§ **What to do**: Write out only the tail of the records, beginning at the line containing "Type out the text in this image." and including the last line, exactly as written.

§ **Provided information**:
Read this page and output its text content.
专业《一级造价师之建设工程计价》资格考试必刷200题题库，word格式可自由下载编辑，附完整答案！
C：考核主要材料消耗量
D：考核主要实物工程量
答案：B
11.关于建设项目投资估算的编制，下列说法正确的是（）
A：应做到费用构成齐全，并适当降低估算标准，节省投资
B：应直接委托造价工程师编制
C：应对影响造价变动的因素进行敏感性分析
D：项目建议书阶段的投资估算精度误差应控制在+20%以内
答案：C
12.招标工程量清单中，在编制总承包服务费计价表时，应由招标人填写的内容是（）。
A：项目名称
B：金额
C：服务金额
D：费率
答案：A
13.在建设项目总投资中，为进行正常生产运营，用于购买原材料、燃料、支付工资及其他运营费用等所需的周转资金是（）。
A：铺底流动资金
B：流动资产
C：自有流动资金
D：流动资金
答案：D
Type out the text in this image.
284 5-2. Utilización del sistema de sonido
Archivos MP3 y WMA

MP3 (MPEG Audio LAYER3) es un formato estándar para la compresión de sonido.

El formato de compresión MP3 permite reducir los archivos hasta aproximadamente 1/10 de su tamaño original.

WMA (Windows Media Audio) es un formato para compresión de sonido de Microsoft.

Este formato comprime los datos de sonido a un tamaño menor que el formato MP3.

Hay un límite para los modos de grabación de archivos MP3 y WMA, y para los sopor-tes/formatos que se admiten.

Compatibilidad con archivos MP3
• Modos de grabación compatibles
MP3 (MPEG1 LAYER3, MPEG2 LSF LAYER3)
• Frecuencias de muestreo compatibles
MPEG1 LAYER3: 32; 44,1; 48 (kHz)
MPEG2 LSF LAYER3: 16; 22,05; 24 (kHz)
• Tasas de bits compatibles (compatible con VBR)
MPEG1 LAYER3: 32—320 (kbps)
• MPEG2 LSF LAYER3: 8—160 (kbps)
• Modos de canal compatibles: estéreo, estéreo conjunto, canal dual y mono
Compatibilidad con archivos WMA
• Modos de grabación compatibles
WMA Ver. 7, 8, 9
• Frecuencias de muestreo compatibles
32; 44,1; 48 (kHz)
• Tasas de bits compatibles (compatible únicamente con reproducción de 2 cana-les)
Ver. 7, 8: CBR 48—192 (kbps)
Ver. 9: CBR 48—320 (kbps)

§ **Exercise answer**:
Type out the text in this image.
284 5-2. Utilización del sistema de sonido
Archivos MP3 y WMA

MP3 (MPEG Audio LAYER3) es un formato estándar para la compresión de sonido.

El formato de compresión MP3 permite reducir los archivos hasta aproximadamente 1/10 de su tamaño original.

WMA (Windows Media Audio) es un formato para compresión de sonido de Microsoft.

Este formato comprime los datos de sonido a un tamaño menor que el formato MP3.

Hay un límite para los modos de grabación de archivos MP3 y WMA, y para los sopor-tes/formatos que se admiten.

Compatibilidad con archivos MP3
• Modos de grabación compatibles
MP3 (MPEG1 LAYER3, MPEG2 LSF LAYER3)
• Frecuencias de muestreo compatibles
MPEG1 LAYER3: 32; 44,1; 48 (kHz)
MPEG2 LSF LAYER3: 16; 22,05; 24 (kHz)
• Tasas de bits compatibles (compatible con VBR)
MPEG1 LAYER3: 32—320 (kbps)
• MPEG2 LSF LAYER3: 8—160 (kbps)
• Modos de canal compatibles: estéreo, estéreo conjunto, canal dual y mono
Compatibilidad con archivos WMA
• Modos de grabación compatibles
WMA Ver. 7, 8, 9
• Frecuencias de muestreo compatibles
32; 44,1; 48 (kHz)
• Tasas de bits compatibles (compatible únicamente con reproducción de 2 cana-les)
Ver. 7, 8: CBR 48—192 (kbps)
Ver. 9: CBR 48—320 (kbps)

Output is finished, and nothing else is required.